> **Directions for this task**
Please return exactly the run of lines that begins with the line containing "Read the values" and ends with the line containing "Decode this image", pictures excluded.

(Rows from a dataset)
------------------------------------
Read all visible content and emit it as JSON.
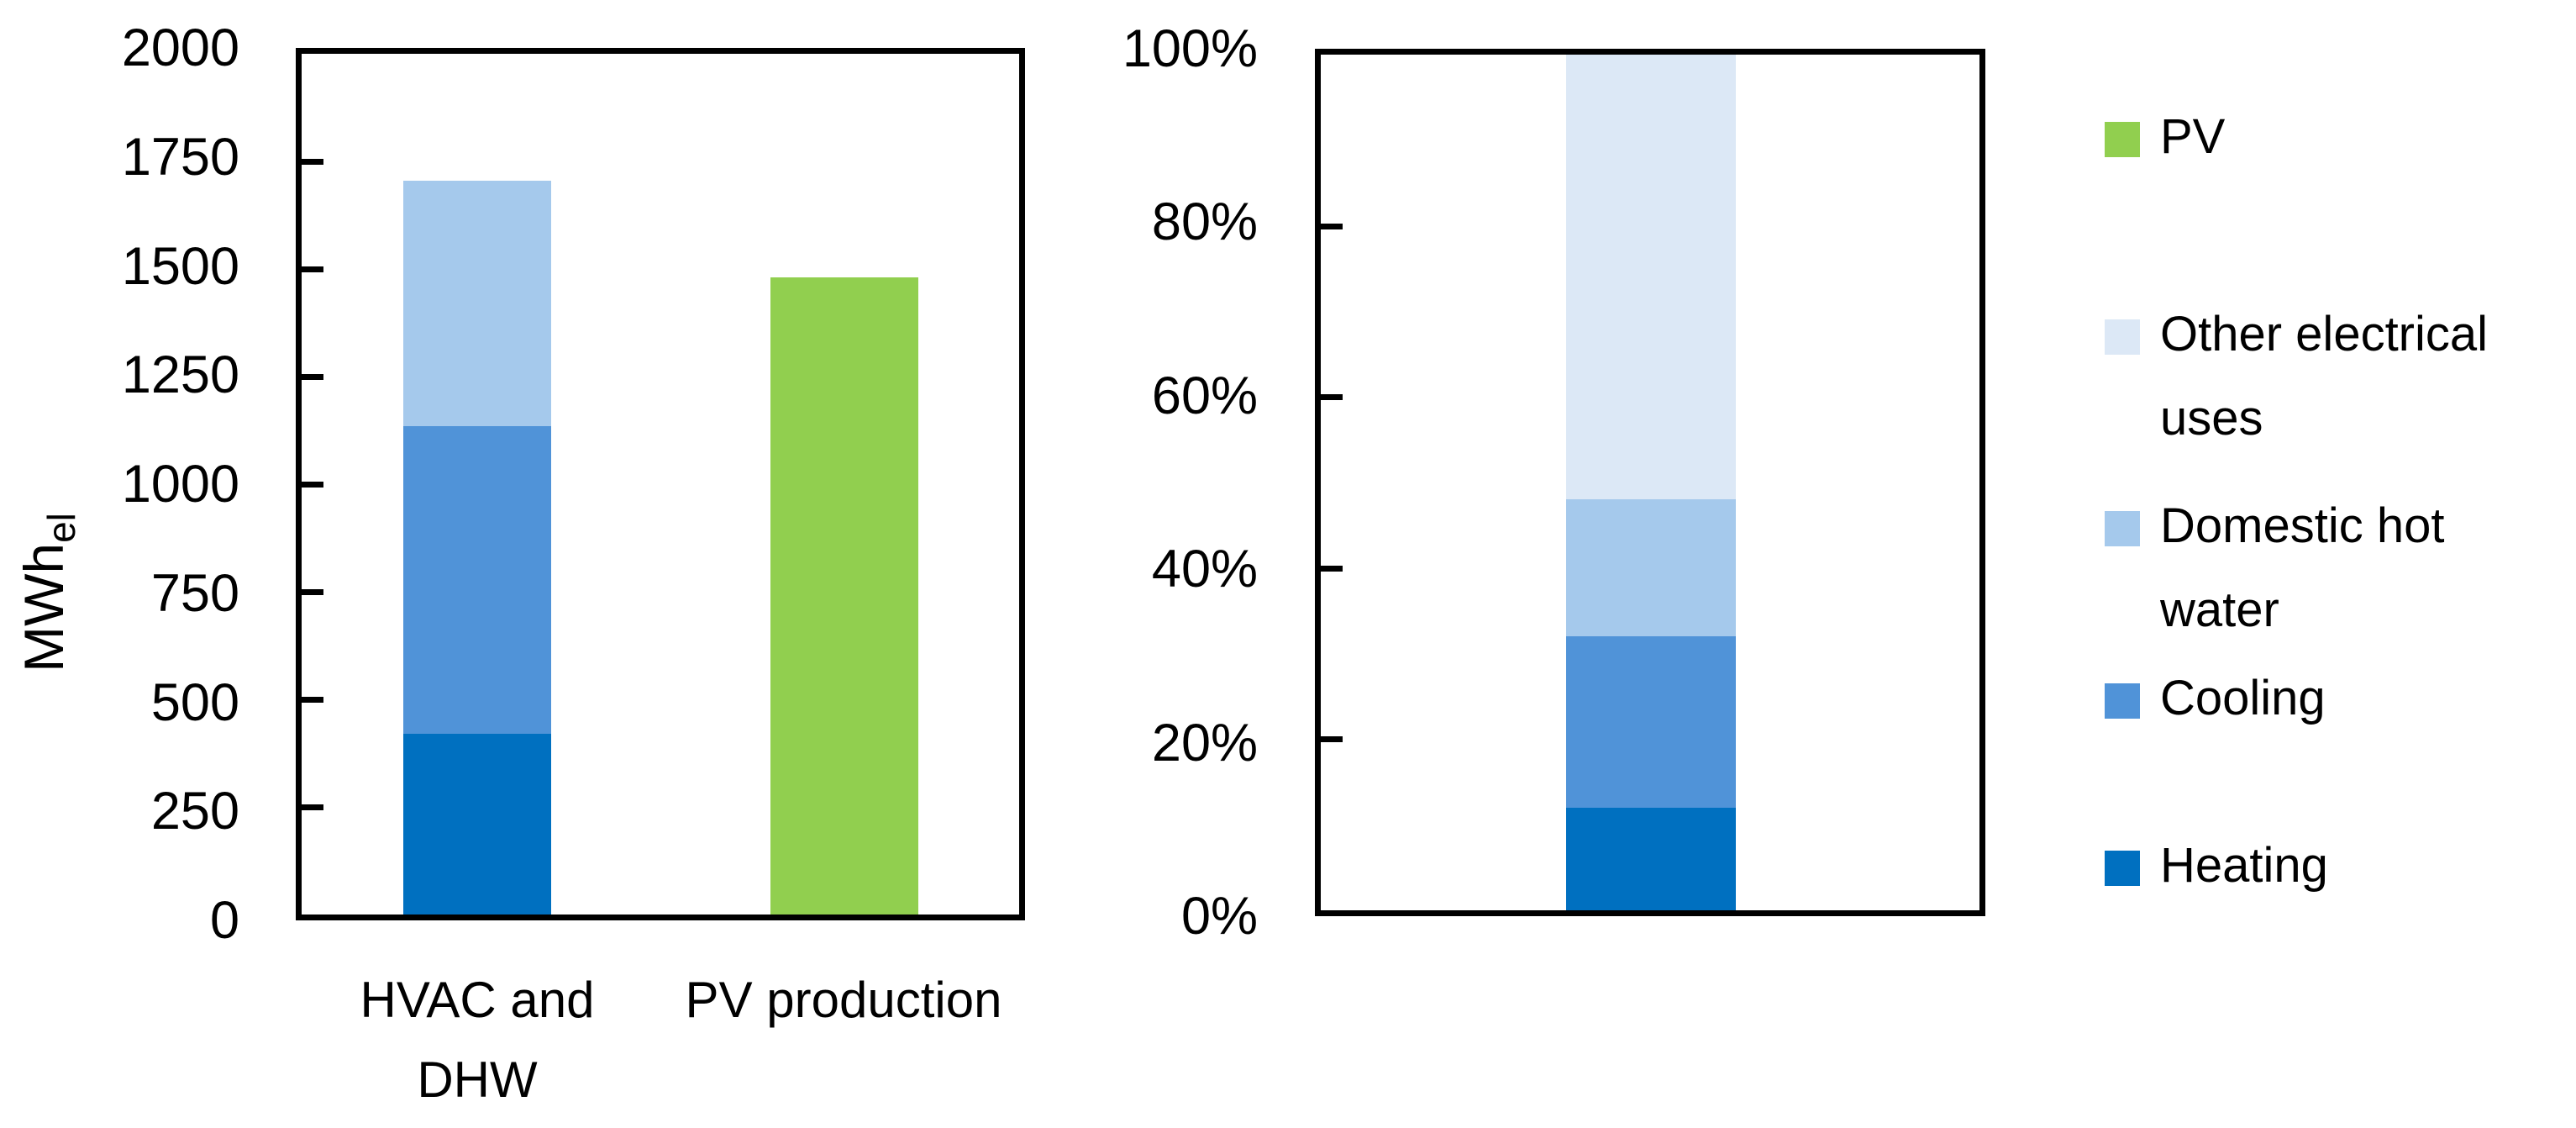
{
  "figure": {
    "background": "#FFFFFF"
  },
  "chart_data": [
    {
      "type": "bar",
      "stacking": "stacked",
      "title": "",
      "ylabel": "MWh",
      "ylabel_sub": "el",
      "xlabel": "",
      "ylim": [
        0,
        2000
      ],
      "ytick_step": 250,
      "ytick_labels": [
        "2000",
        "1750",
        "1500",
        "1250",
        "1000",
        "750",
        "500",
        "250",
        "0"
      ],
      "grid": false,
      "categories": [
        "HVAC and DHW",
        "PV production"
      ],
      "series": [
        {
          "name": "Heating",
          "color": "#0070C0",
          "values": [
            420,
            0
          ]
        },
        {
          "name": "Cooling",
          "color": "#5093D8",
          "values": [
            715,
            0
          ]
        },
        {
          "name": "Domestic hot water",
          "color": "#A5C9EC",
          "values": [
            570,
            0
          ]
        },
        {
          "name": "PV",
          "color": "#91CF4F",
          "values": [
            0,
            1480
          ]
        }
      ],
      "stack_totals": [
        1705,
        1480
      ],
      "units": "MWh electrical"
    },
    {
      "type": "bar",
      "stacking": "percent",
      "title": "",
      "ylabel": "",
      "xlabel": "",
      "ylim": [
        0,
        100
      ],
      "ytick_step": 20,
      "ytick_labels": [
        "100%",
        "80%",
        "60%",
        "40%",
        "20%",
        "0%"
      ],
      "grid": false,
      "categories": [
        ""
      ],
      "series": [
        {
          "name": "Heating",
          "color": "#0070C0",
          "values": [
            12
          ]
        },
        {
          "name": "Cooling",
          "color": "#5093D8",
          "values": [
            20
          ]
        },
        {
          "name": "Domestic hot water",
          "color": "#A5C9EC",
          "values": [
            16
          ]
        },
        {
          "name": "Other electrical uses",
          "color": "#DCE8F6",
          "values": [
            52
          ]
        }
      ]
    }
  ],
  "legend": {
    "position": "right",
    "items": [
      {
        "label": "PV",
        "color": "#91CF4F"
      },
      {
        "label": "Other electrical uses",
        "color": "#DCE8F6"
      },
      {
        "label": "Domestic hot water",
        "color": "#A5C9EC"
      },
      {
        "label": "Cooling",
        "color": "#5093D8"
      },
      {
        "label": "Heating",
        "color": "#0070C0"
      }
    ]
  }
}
------------------------------------
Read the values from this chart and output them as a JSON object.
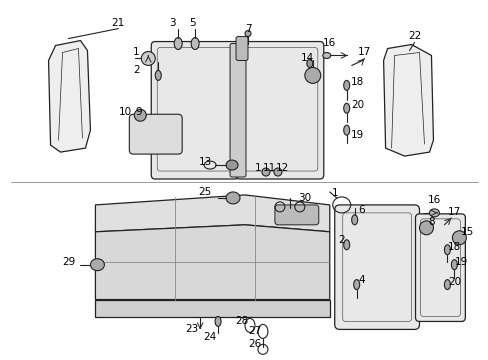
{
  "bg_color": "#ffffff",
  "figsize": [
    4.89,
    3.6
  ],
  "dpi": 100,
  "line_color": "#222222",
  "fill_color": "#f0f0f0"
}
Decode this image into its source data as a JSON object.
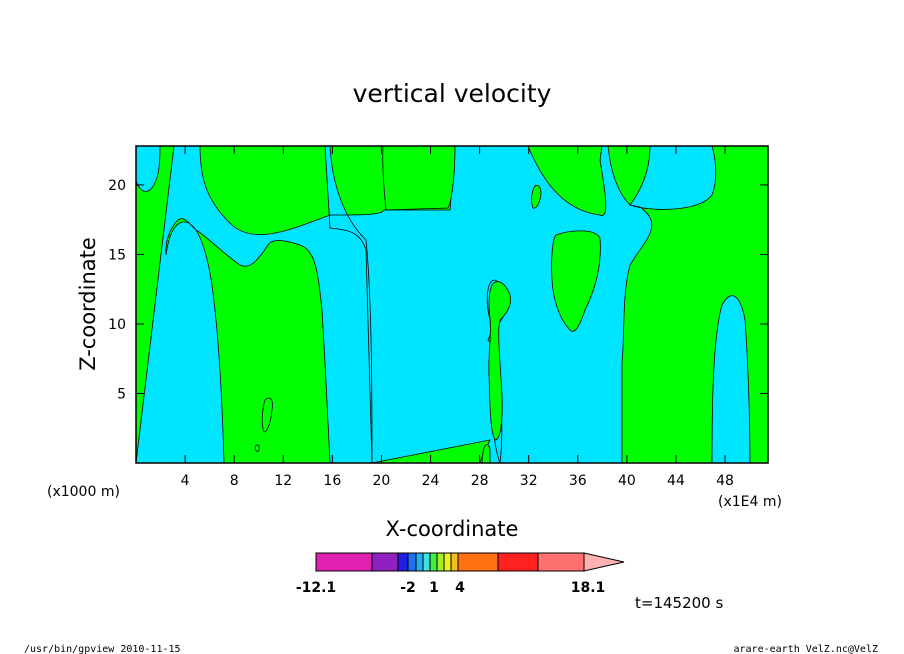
------------------------------------
> **Solved problem**
Read the values from this chart and output them as a JSON object.
{
  "bg_color": "#ffffff",
  "figsize": [
    4.89,
    3.6
  ],
  "dpi": 100,
  "line_color": "#222222",
  "fill_color": "#f0f0f0"
}
Decode this image into its source data as a JSON object.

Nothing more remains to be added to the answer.